Objective »
List all lines in the material below that contain "this".

Records provided »
_ _ _
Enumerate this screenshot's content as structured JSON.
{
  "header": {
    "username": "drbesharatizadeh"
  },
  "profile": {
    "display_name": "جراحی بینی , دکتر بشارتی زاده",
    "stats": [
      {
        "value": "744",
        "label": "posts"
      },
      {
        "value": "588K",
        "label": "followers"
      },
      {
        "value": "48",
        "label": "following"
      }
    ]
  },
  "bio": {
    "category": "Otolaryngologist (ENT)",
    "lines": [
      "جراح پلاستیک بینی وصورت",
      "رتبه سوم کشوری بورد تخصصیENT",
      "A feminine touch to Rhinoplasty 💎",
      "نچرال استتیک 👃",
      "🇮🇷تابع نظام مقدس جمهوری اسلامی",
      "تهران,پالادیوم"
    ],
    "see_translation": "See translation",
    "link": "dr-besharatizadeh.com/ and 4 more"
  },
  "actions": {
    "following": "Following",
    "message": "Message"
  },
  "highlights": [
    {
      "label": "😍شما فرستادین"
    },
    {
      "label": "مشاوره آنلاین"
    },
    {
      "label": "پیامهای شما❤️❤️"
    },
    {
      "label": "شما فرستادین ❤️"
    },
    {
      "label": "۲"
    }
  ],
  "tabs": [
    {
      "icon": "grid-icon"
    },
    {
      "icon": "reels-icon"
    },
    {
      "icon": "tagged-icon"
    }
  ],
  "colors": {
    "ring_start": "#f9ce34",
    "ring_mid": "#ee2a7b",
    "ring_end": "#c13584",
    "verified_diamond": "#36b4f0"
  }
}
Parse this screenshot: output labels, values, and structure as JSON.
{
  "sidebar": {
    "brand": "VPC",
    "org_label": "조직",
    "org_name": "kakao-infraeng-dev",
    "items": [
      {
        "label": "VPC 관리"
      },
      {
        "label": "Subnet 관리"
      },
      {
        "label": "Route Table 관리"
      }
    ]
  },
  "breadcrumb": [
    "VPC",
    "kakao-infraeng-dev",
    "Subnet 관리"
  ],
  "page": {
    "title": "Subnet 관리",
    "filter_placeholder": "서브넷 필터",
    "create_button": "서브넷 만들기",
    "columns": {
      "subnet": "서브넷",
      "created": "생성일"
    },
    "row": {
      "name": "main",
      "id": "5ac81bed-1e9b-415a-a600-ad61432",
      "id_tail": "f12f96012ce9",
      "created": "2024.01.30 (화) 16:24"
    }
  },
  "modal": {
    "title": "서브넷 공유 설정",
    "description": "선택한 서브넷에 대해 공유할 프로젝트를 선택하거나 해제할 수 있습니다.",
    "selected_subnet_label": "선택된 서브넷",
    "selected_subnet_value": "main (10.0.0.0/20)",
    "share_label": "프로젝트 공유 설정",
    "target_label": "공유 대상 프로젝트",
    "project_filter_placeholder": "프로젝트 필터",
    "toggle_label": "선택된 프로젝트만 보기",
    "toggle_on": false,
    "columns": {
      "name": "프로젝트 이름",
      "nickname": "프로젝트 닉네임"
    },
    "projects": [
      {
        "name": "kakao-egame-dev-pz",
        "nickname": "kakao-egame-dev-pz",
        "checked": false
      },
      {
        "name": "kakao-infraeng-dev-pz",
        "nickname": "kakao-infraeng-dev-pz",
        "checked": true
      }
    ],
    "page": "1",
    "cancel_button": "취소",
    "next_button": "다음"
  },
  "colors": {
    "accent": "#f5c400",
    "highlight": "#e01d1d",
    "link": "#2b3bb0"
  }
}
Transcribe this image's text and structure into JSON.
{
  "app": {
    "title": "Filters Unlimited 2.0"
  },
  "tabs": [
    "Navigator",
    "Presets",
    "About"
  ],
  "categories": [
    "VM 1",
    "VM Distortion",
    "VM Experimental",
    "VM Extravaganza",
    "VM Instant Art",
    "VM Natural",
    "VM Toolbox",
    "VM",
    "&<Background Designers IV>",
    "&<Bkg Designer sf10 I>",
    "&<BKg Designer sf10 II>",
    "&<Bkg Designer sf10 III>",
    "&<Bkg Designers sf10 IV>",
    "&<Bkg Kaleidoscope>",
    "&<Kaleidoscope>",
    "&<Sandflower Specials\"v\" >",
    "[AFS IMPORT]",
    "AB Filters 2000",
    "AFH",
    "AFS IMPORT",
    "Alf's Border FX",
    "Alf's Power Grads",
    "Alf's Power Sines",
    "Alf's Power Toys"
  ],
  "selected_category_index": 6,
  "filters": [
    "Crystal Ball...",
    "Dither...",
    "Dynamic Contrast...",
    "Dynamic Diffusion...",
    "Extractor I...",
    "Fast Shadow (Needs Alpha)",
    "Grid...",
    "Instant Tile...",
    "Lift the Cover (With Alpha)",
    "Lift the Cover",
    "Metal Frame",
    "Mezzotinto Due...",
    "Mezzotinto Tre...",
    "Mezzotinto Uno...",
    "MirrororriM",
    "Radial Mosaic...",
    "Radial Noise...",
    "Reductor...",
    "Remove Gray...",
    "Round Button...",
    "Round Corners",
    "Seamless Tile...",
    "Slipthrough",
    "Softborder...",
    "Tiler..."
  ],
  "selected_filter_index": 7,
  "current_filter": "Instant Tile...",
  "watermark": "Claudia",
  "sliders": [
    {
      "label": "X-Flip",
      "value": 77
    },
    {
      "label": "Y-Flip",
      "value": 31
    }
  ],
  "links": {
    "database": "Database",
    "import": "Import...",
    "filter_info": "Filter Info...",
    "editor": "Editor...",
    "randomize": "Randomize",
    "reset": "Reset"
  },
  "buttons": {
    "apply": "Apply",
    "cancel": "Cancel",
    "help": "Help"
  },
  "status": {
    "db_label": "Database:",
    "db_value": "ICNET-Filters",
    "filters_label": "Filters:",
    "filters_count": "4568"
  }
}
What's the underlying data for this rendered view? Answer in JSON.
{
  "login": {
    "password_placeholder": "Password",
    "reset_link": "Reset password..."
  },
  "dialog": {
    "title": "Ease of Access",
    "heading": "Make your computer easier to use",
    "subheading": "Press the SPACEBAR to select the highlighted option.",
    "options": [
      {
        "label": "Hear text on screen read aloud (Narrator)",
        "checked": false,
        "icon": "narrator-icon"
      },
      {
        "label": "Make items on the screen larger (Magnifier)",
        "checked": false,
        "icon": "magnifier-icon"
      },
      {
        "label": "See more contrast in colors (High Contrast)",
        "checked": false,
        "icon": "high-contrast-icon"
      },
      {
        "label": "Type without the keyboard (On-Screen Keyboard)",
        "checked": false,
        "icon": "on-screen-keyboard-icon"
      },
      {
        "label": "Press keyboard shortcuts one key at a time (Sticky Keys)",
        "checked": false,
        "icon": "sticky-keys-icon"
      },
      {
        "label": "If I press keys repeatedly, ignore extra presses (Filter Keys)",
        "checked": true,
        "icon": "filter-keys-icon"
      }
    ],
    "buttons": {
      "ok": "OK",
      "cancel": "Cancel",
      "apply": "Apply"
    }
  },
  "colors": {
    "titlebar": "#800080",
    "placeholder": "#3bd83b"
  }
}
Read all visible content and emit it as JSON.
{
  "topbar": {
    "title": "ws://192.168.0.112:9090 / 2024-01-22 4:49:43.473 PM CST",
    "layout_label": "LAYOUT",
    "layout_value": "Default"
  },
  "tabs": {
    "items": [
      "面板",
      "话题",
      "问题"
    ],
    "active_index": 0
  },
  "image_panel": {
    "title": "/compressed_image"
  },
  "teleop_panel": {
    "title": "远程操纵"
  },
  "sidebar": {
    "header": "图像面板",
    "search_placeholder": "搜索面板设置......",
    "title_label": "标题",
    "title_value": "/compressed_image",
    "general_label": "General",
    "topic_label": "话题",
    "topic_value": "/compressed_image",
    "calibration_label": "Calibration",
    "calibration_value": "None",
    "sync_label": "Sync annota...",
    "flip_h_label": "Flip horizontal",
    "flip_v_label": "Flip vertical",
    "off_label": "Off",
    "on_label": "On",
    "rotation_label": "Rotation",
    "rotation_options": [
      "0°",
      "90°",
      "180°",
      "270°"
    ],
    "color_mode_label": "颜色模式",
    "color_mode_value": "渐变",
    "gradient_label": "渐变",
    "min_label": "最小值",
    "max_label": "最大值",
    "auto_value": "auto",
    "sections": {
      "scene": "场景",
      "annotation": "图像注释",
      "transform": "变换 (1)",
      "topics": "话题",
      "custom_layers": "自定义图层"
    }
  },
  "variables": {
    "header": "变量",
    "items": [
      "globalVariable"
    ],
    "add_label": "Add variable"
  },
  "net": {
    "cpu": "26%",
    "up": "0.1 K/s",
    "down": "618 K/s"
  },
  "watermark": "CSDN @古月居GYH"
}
_ _ _
Reply »
Enumerate this screenshot's content as structured JSON.
Parse this screenshot: output labels, values, and structure as JSON.
Transcribe this image's text and structure into JSON.
What's the underlying data for this rendered view? Answer in JSON.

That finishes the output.